(Requirements) Copy verbatim the lines running from the line with "sma50-end-label: SMA50 71 [1040,220,1096,234]" to the line with "footer-source: Data: bursa", both included, and nothing else from the material.

--------

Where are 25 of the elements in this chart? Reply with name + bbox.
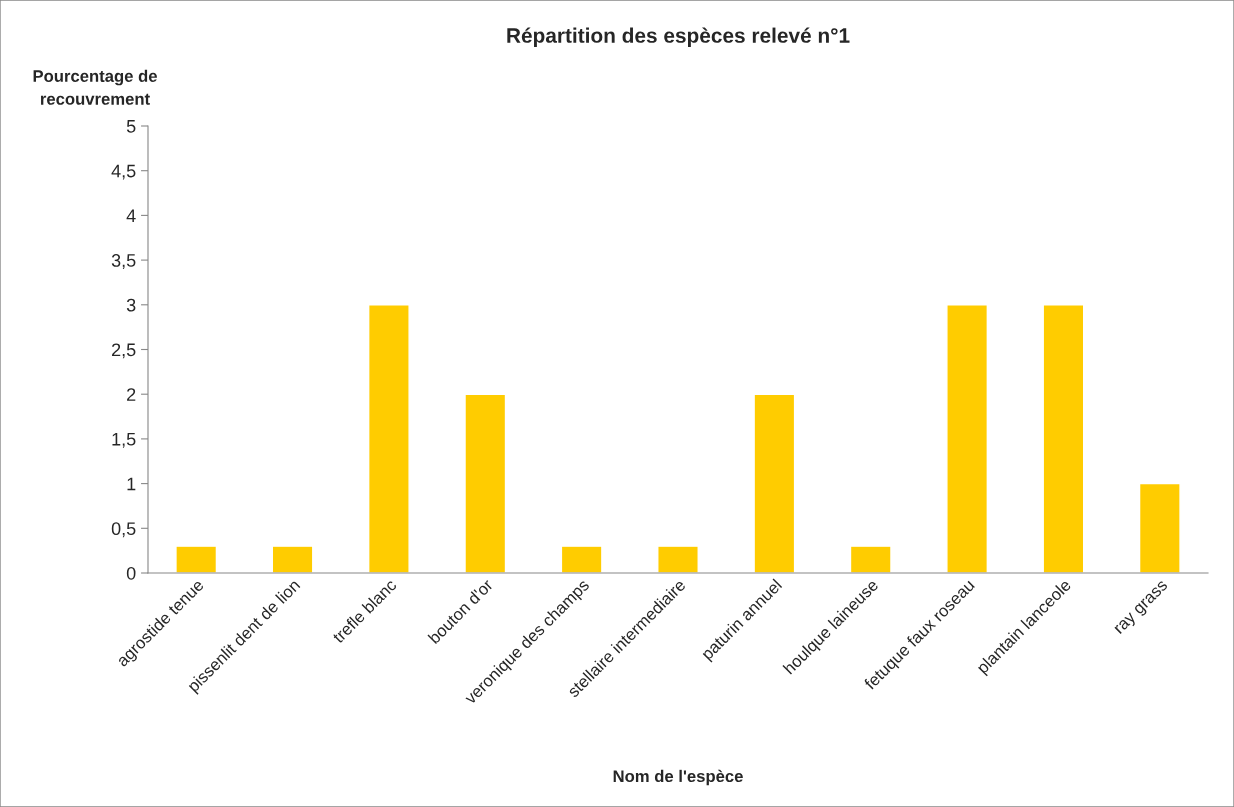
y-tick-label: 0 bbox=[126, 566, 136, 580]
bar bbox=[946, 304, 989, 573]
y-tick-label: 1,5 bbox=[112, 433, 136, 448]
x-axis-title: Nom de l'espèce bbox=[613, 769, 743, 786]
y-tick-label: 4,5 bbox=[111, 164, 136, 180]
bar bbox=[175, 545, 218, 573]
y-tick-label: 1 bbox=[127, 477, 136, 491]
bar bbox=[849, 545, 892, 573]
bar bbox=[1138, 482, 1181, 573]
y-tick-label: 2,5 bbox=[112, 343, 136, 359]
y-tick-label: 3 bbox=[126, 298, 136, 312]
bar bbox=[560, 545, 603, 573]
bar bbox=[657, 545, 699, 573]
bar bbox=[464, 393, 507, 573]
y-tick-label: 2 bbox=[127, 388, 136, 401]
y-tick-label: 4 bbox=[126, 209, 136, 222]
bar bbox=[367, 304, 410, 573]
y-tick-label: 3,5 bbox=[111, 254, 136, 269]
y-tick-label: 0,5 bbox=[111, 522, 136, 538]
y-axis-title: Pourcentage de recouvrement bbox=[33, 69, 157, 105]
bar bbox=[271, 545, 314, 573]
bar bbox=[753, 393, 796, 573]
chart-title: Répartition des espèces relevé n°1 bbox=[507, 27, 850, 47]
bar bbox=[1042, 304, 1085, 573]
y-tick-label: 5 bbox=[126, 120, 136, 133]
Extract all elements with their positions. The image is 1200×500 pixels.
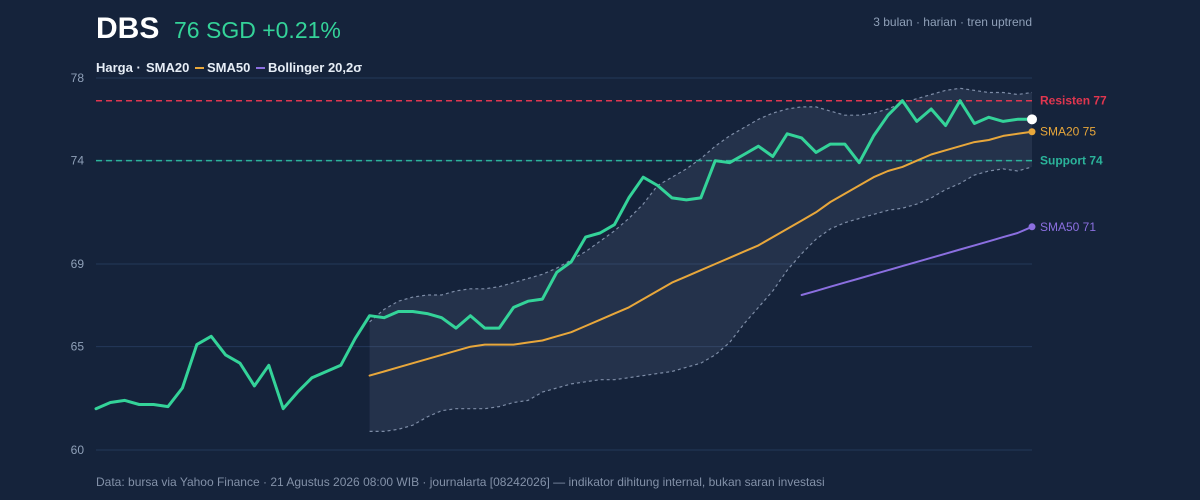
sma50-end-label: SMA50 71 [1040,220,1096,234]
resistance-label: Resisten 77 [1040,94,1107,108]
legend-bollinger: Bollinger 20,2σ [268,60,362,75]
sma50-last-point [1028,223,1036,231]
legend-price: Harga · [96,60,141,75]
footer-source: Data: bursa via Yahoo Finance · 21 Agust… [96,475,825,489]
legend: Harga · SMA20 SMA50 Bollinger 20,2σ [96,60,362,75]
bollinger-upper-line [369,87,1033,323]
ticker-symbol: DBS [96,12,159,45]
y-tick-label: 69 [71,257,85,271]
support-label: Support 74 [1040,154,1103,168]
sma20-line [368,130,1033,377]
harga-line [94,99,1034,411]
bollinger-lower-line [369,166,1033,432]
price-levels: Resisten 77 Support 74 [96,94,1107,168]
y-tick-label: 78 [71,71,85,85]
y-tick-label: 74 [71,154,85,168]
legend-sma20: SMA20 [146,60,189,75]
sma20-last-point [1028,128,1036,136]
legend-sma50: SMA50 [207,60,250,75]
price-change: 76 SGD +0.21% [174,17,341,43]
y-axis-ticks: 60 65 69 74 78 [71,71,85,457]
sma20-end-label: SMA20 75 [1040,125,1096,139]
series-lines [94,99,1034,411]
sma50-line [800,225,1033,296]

--------

(Task solution)
sma50-end-label: SMA50 71 [1040,220,1096,234]
resistance-label: Resisten 77 [1040,94,1107,108]
legend-bollinger: Bollinger 20,2σ [268,60,362,75]
sma50-last-point [1028,223,1036,231]
legend-price: Harga · [96,60,141,75]
footer-source: Data: bursa via Yahoo Finance · 21 Agust… [96,475,825,489]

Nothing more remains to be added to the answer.